== Problem to solve ==
Copy each line below in which the string "Hosting" occurs.

(begin)

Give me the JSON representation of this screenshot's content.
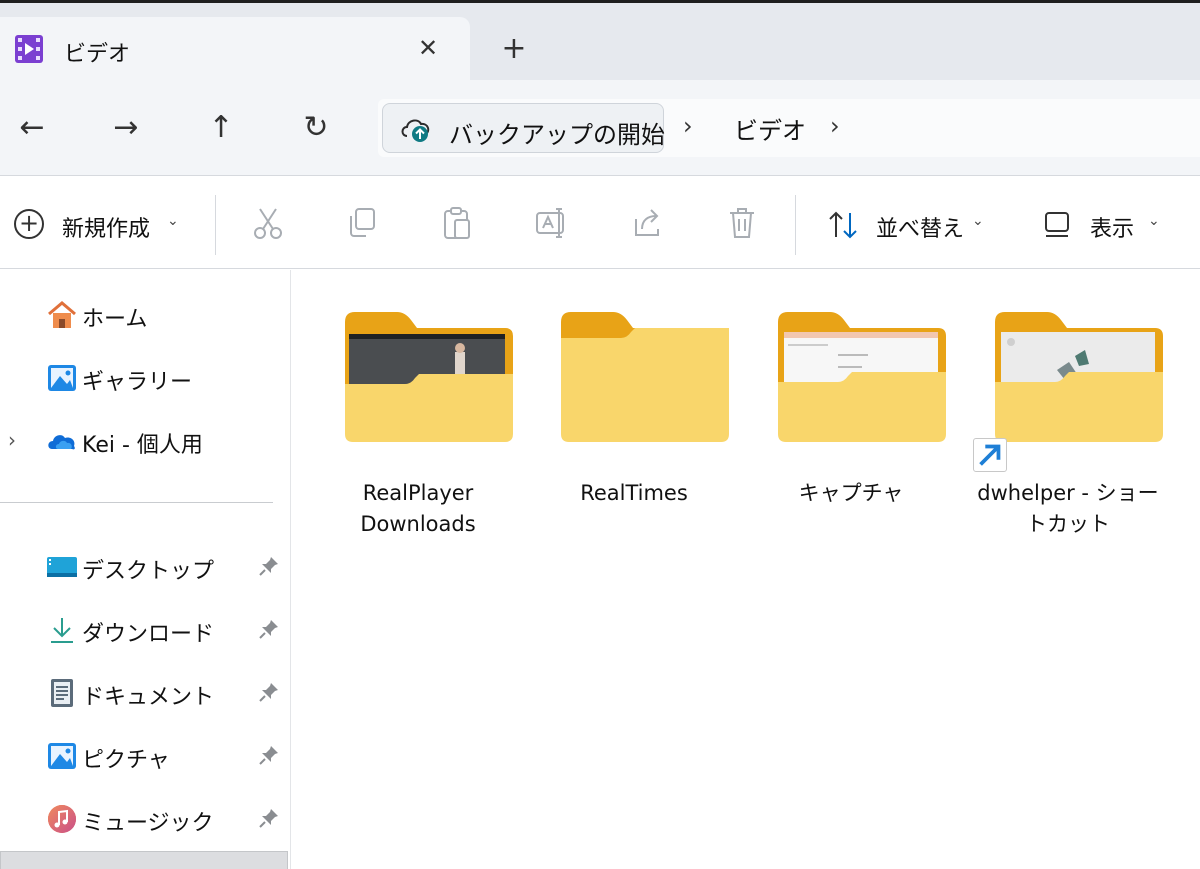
{
  "window": {
    "tab_title": "ビデオ",
    "close_glyph": "✕",
    "new_tab_glyph": "+",
    "tab_icon": "video-folder-icon"
  },
  "navigation": {
    "back_glyph": "←",
    "forward_glyph": "→",
    "up_glyph": "↑",
    "refresh_glyph": "↻"
  },
  "address": {
    "backup_label": "バックアップの開始",
    "backup_icon": "cloud-upload-icon",
    "separator": "›",
    "current_folder": "ビデオ"
  },
  "commands": {
    "new_label": "新規作成",
    "chevron": "⌄",
    "sort_label": "並べ替え",
    "view_label": "表示",
    "icons": [
      "cut-icon",
      "copy-icon",
      "paste-icon",
      "rename-icon",
      "share-icon",
      "delete-icon"
    ]
  },
  "sidebar": {
    "expand_glyph": "›",
    "top_items": [
      {
        "label": "ホーム",
        "icon": "home-icon"
      },
      {
        "label": "ギャラリー",
        "icon": "gallery-icon"
      },
      {
        "label": "Kei - 個人用",
        "icon": "onedrive-cloud-icon"
      }
    ],
    "pinned_items": [
      {
        "label": "デスクトップ",
        "icon": "desktop-icon"
      },
      {
        "label": "ダウンロード",
        "icon": "download-icon"
      },
      {
        "label": "ドキュメント",
        "icon": "documents-icon"
      },
      {
        "label": "ピクチャ",
        "icon": "pictures-icon"
      },
      {
        "label": "ミュージック",
        "icon": "music-icon"
      }
    ]
  },
  "files": [
    {
      "name_line1": "RealPlayer",
      "name_line2": "Downloads",
      "type": "folder-with-thumbnail"
    },
    {
      "name_line1": "RealTimes",
      "name_line2": "",
      "type": "folder"
    },
    {
      "name_line1": "キャプチャ",
      "name_line2": "",
      "type": "folder-with-thumbnail"
    },
    {
      "name_line1": "dwhelper - ショー",
      "name_line2": "トカット",
      "type": "folder-shortcut"
    }
  ],
  "colors": {
    "folder_back": "#e8a317",
    "folder_front": "#f9d66b",
    "accent": "#0067c0"
  }
}
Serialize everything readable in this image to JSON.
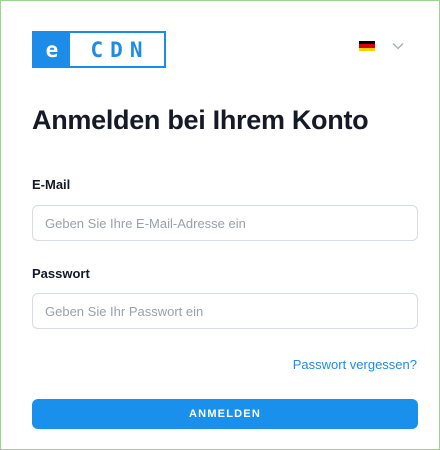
{
  "brand": {
    "logo_letter": "e",
    "logo_text": "CDN",
    "color": "#1d8ce8"
  },
  "language": {
    "flag": "de-flag-icon",
    "flag_colors": [
      "#000000",
      "#dd0000",
      "#ffce00"
    ]
  },
  "page": {
    "title": "Anmelden bei Ihrem Konto"
  },
  "form": {
    "email": {
      "label": "E-Mail",
      "placeholder": "Geben Sie Ihre E-Mail-Adresse ein",
      "value": ""
    },
    "password": {
      "label": "Passwort",
      "placeholder": "Geben Sie Ihr Passwort ein",
      "value": ""
    },
    "forgot_link": "Passwort vergessen?",
    "submit_label": "ANMELDEN"
  }
}
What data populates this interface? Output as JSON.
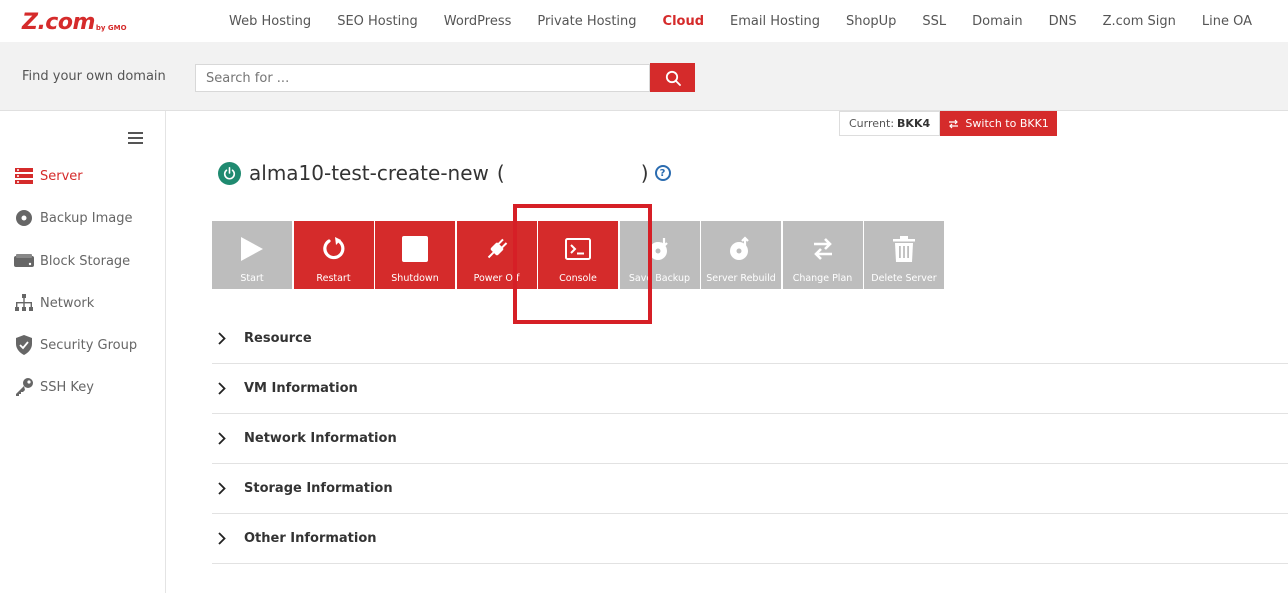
{
  "logo": {
    "main": "Z.com",
    "sub": "by GMO"
  },
  "nav": {
    "items": [
      "Web Hosting",
      "SEO Hosting",
      "WordPress",
      "Private Hosting",
      "Cloud",
      "Email Hosting",
      "ShopUp",
      "SSL",
      "Domain",
      "DNS",
      "Z.com Sign",
      "Line OA"
    ],
    "active": "Cloud"
  },
  "domain_search": {
    "label": "Find your own domain",
    "placeholder": "Search for ..."
  },
  "sidebar": {
    "items": [
      {
        "label": "Server",
        "icon": "server-icon",
        "active": true
      },
      {
        "label": "Backup Image",
        "icon": "disc-icon",
        "active": false
      },
      {
        "label": "Block Storage",
        "icon": "storage-icon",
        "active": false
      },
      {
        "label": "Network",
        "icon": "network-icon",
        "active": false
      },
      {
        "label": "Security Group",
        "icon": "shield-icon",
        "active": false
      },
      {
        "label": "SSH Key",
        "icon": "key-icon",
        "active": false
      }
    ]
  },
  "region": {
    "current_label": "Current:",
    "current_value": "BKK4",
    "switch_label": "Switch to BKK1"
  },
  "server": {
    "name": "alma10-test-create-new",
    "open_paren": "(",
    "close_paren": ")",
    "help": "?"
  },
  "actions": [
    {
      "label": "Start",
      "icon": "play-icon",
      "enabled": false
    },
    {
      "label": "Restart",
      "icon": "restart-icon",
      "enabled": true
    },
    {
      "label": "Shutdown",
      "icon": "stop-icon",
      "enabled": true
    },
    {
      "label": "Power Off",
      "icon": "plug-icon",
      "enabled": true
    },
    {
      "label": "Console",
      "icon": "terminal-icon",
      "enabled": true
    },
    {
      "label": "Save Backup",
      "icon": "backup-icon",
      "enabled": false
    },
    {
      "label": "Server Rebuild",
      "icon": "rebuild-icon",
      "enabled": false
    },
    {
      "label": "Change Plan",
      "icon": "swap-icon",
      "enabled": false
    },
    {
      "label": "Delete Server",
      "icon": "trash-icon",
      "enabled": false
    }
  ],
  "sections": [
    "Resource",
    "VM Information",
    "Network Information",
    "Storage Information",
    "Other Information"
  ],
  "colors": {
    "brand": "#d52b2b",
    "disabled": "#bdbdbd",
    "status_on": "#1f8a70",
    "highlight": "#d61f26"
  }
}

(end)

== Output of the exercise ==
      "Web Hosting",
      "SEO Hosting",
      "Private Hosting",
      "Email Hosting",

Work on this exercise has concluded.